#### [DOCUMENT TEXT]
######

If you get down to it, there are four things that rodents really know how to do well: breed, eat, chew, and leave their waste droppings everywhere. If you have had a hamster or a rat as a pet at some time in your life, you can probably attest to the validity of the fourth thing that they do well. These little rat or hamster pellets seem to be everywhere, and they also seem to be never ending.
When you are talking about your pet, while these pellets may be a nuisance, they don’t really pose you any kind of health risk. These animals have been domesticated, at least from concern about disease and parasites, and this is why you don’t have to concern yourself with their waste. However, it may make you wonder is rodent feces dangerous to touch or breathe?
While domesticated rodents are not a problem, the wild ones pose a serious risk to you. These animals are known to carry a large number of pathogens and parasites that can be dangerous to the health of yourself, your family, and your pets. It is not only a simple matter of them biting or scratching you, but the waste itself also poses a risk.
In many animals that fall into this class, they often release the pathogens, especially parasites themselves, as part of the waste process. This can mean that by you simply touching the feces that the parasites are able to bore through your skin and start the process of making you into their new host. This can be extremely dangerous to your health, and even can be life-threatening to some.

######

#### [AVAILABLE DATA]
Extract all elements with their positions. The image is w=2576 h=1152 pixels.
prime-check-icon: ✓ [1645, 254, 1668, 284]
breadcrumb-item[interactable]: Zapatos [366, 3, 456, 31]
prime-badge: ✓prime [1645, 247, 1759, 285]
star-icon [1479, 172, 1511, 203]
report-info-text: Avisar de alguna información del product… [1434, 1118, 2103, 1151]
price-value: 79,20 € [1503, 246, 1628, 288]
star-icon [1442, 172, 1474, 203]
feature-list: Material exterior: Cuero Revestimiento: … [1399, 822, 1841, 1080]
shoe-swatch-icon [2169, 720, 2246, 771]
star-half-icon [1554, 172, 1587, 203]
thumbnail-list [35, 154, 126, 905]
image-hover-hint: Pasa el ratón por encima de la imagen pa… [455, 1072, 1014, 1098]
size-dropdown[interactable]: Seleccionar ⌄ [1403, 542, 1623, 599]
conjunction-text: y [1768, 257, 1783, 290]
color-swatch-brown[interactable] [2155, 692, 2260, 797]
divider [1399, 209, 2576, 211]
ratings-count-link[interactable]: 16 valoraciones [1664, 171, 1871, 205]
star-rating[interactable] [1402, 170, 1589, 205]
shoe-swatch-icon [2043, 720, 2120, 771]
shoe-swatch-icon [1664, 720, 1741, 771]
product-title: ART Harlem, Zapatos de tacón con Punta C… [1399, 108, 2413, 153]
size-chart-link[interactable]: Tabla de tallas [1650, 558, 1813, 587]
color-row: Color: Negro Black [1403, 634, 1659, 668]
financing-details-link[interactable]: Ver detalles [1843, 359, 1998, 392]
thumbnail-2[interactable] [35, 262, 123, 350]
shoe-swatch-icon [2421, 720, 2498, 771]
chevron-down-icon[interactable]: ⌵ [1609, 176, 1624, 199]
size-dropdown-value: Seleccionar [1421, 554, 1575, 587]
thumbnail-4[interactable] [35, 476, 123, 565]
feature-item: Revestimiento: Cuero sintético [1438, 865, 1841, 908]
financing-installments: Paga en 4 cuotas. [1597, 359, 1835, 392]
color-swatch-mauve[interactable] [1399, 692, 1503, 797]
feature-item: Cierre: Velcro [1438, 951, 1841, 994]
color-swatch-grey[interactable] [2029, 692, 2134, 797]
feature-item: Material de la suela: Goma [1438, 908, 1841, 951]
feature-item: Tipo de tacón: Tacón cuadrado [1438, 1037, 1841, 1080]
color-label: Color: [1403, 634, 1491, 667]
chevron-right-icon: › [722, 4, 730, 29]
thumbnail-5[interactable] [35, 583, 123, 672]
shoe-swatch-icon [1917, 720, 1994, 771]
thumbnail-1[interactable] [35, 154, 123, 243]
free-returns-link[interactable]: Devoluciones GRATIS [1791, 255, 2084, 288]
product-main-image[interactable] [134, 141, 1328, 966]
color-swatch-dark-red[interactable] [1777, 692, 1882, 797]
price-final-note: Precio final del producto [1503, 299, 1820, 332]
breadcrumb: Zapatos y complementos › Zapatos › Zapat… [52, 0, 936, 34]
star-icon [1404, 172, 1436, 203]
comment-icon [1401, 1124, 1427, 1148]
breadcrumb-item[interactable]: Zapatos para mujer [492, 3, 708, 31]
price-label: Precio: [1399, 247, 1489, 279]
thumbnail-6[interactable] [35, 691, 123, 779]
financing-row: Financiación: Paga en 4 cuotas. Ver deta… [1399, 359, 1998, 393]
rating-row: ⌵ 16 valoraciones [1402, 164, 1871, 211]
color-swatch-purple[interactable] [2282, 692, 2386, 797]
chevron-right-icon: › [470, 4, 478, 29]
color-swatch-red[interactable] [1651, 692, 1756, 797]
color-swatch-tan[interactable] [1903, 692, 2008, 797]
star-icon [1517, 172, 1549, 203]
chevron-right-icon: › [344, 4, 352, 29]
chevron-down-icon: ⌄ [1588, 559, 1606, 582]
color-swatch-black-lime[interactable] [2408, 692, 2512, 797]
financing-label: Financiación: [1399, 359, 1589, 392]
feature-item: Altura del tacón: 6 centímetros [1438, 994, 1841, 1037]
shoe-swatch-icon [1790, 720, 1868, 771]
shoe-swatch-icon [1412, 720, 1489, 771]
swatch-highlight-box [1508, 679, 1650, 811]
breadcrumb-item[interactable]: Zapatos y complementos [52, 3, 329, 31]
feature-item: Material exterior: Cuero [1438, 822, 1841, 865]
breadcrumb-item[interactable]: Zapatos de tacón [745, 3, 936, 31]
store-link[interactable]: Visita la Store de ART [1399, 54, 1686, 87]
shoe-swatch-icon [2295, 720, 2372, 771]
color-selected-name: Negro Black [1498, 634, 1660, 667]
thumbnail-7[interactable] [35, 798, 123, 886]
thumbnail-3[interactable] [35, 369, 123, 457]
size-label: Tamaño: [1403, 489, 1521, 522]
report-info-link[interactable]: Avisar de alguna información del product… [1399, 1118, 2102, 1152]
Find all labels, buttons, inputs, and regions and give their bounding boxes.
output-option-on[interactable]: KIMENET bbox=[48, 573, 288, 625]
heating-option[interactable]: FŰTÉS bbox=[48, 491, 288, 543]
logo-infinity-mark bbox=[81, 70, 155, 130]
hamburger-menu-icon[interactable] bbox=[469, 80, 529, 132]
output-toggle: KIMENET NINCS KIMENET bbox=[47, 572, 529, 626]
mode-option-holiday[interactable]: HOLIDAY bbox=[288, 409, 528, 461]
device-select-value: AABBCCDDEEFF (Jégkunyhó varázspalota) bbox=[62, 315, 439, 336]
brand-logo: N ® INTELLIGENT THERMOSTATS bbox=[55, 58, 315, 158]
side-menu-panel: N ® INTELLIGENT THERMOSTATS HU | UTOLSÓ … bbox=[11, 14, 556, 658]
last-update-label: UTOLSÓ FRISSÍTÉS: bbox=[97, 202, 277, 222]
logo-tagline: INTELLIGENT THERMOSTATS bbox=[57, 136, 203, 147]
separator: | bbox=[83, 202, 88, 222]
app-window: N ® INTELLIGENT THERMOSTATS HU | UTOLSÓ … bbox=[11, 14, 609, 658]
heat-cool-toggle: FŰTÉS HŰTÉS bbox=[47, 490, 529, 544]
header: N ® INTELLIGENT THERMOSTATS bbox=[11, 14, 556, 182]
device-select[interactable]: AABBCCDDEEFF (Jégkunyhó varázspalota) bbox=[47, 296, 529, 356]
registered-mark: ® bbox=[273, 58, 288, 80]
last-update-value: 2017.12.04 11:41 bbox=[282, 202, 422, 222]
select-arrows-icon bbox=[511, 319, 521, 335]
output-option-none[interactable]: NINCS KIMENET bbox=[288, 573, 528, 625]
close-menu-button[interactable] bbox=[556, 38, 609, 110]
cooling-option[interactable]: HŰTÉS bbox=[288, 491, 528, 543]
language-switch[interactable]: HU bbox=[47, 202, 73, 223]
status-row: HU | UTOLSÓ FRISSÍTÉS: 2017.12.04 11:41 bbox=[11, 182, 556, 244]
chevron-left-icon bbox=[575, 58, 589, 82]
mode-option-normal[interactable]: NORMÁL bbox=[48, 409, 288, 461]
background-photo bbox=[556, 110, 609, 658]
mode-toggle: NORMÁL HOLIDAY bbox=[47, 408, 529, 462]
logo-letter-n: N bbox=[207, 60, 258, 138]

######

#### [EXERCISES]
1. In the passage on rodent droppings, what four things are rodents said to do well?
2. Answer yes or no for each statement according to the passage on rodent droppings, and quote the words that decide it: (a) Droppings from pet hamsters or rats pose a health risk. (b) Wild rodents carry pathogens and parasites. (c) Parasites in rodent feces can get through the skin of a person who touches the feces.

#### [RESPONSES FOR EACH TASK]
1. Breed, eat, chew, and leave their waste droppings everywhere.

2.
(a) No: "they don’t really pose you any kind of health risk"
(b) Yes: "These animals are known to carry a large number of pathogens and parasites"
(c) Yes: "the parasites are able to bore through your skin"